Data provided:
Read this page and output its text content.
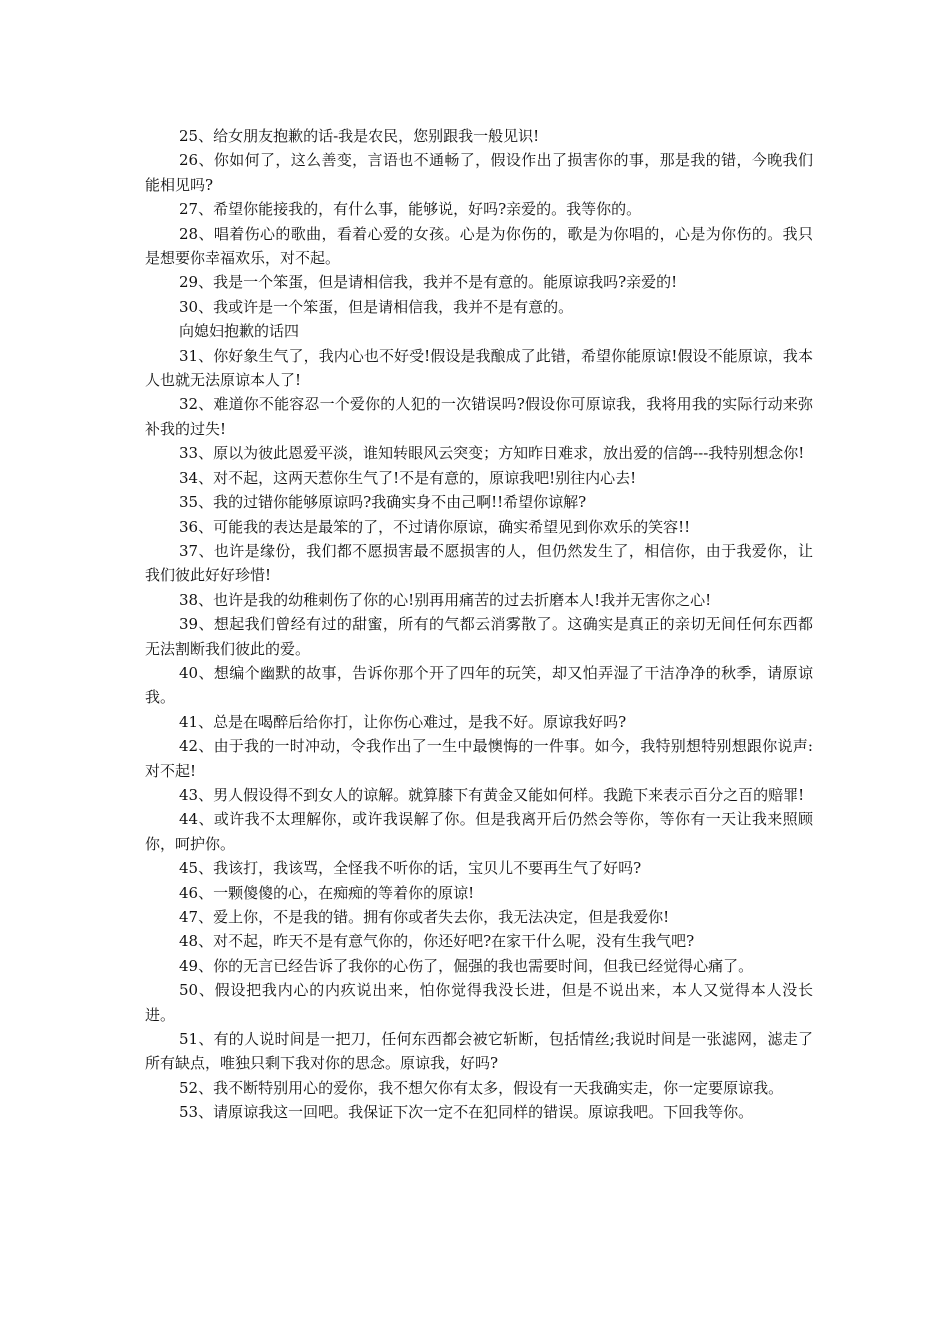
25、给女朋友抱歉的话-我是农民，您别跟我一般见识!

26、你如何了，这么善变，言语也不通畅了，假设作出了损害你的事，那是我的错，今晚我们能相见吗?

27、希望你能接我的，有什么事，能够说，好吗?亲爱的。我等你的。

28、唱着伤心的歌曲，看着心爱的女孩。心是为你伤的，歌是为你唱的，心是为你伤的。我只是想要你幸福欢乐，对不起。

29、我是一个笨蛋，但是请相信我，我并不是有意的。能原谅我吗?亲爱的!

30、我或许是一个笨蛋，但是请相信我，我并不是有意的。

向媳妇抱歉的话四

31、你好象生气了，我内心也不好受!假设是我酿成了此错，希望你能原谅!假设不能原谅，我本人也就无法原谅本人了!

32、难道你不能容忍一个爱你的人犯的一次错误吗?假设你可原谅我，我将用我的实际行动来弥补我的过失!

33、原以为彼此恩爱平淡，谁知转眼风云突变；方知昨日难求，放出爱的信鸽---我特别想念你!

34、对不起，这两天惹你生气了!不是有意的，原谅我吧!别往内心去!

35、我的过错你能够原谅吗?我确实身不由己啊!!希望你谅解?

36、可能我的表达是最笨的了，不过请你原谅，确实希望见到你欢乐的笑容!!

37、也许是缘份，我们都不愿损害最不愿损害的人，但仍然发生了，相信你，由于我爱你，让我们彼此好好珍惜!

38、也许是我的幼稚刺伤了你的心!别再用痛苦的过去折磨本人!我并无害你之心!

39、想起我们曾经有过的甜蜜，所有的气都云消雾散了。这确实是真正的亲切无间任何东西都无法割断我们彼此的爱。

40、想编个幽默的故事，告诉你那个开了四年的玩笑，却又怕弄湿了干洁净净的秋季，请原谅我。

41、总是在喝醉后给你打，让你伤心难过，是我不好。原谅我好吗?

42、由于我的一时冲动，令我作出了一生中最懊悔的一件事。如今，我特别想特别想跟你说声:对不起!

43、男人假设得不到女人的谅解。就算膝下有黄金又能如何样。我跪下来表示百分之百的赔罪!

44、或许我不太理解你，或许我误解了你。但是我离开后仍然会等你，等你有一天让我来照顾你，呵护你。

45、我该打，我该骂，全怪我不听你的话，宝贝儿不要再生气了好吗?

46、一颗傻傻的心，在痴痴的等着你的原谅!

47、爱上你，不是我的错。拥有你或者失去你，我无法决定，但是我爱你!

48、对不起，昨天不是有意气你的，你还好吧?在家干什么呢，没有生我气吧?

49、你的无言已经告诉了我你的心伤了，倔强的我也需要时间，但我已经觉得心痛了。

50、假设把我内心的内疚说出来，怕你觉得我没长进，但是不说出来，本人又觉得本人没长进。

51、有的人说时间是一把刀，任何东西都会被它斩断，包括情丝;我说时间是一张滤网，滤走了所有缺点，唯独只剩下我对你的思念。原谅我，好吗?

52、我不断特别用心的爱你，我不想欠你有太多，假设有一天我确实走，你一定要原谅我。

53、请原谅我这一回吧。我保证下次一定不在犯同样的错误。原谅我吧。下回我等你。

Set task:
Print the complete listing exactly, apart from any pictures.

Answer to this task:
Read this page and output its text content.
25、给女朋友抱歉的话-我是农民，您别跟我一般见识!

26、你如何了，这么善变，言语也不通畅了，假设作出了损害你的事，那是我的错，今晚我们能相见吗?

27、希望你能接我的，有什么事，能够说，好吗?亲爱的。我等你的。

28、唱着伤心的歌曲，看着心爱的女孩。心是为你伤的，歌是为你唱的，心是为你伤的。我只是想要你幸福欢乐，对不起。

29、我是一个笨蛋，但是请相信我，我并不是有意的。能原谅我吗?亲爱的!

30、我或许是一个笨蛋，但是请相信我，我并不是有意的。

向媳妇抱歉的话四

31、你好象生气了，我内心也不好受!假设是我酿成了此错，希望你能原谅!假设不能原谅，我本人也就无法原谅本人了!

32、难道你不能容忍一个爱你的人犯的一次错误吗?假设你可原谅我，我将用我的实际行动来弥补我的过失!

33、原以为彼此恩爱平淡，谁知转眼风云突变；方知昨日难求，放出爱的信鸽---我特别想念你!

34、对不起，这两天惹你生气了!不是有意的，原谅我吧!别往内心去!

35、我的过错你能够原谅吗?我确实身不由己啊!!希望你谅解?

36、可能我的表达是最笨的了，不过请你原谅，确实希望见到你欢乐的笑容!!

37、也许是缘份，我们都不愿损害最不愿损害的人，但仍然发生了，相信你，由于我爱你，让我们彼此好好珍惜!

38、也许是我的幼稚刺伤了你的心!别再用痛苦的过去折磨本人!我并无害你之心!

39、想起我们曾经有过的甜蜜，所有的气都云消雾散了。这确实是真正的亲切无间任何东西都无法割断我们彼此的爱。

40、想编个幽默的故事，告诉你那个开了四年的玩笑，却又怕弄湿了干洁净净的秋季，请原谅我。

41、总是在喝醉后给你打，让你伤心难过，是我不好。原谅我好吗?

42、由于我的一时冲动，令我作出了一生中最懊悔的一件事。如今，我特别想特别想跟你说声:对不起!

43、男人假设得不到女人的谅解。就算膝下有黄金又能如何样。我跪下来表示百分之百的赔罪!

44、或许我不太理解你，或许我误解了你。但是我离开后仍然会等你，等你有一天让我来照顾你，呵护你。

45、我该打，我该骂，全怪我不听你的话，宝贝儿不要再生气了好吗?

46、一颗傻傻的心，在痴痴的等着你的原谅!

47、爱上你，不是我的错。拥有你或者失去你，我无法决定，但是我爱你!

48、对不起，昨天不是有意气你的，你还好吧?在家干什么呢，没有生我气吧?

49、你的无言已经告诉了我你的心伤了，倔强的我也需要时间，但我已经觉得心痛了。

50、假设把我内心的内疚说出来，怕你觉得我没长进，但是不说出来，本人又觉得本人没长进。

51、有的人说时间是一把刀，任何东西都会被它斩断，包括情丝;我说时间是一张滤网，滤走了所有缺点，唯独只剩下我对你的思念。原谅我，好吗?

52、我不断特别用心的爱你，我不想欠你有太多，假设有一天我确实走，你一定要原谅我。

53、请原谅我这一回吧。我保证下次一定不在犯同样的错误。原谅我吧。下回我等你。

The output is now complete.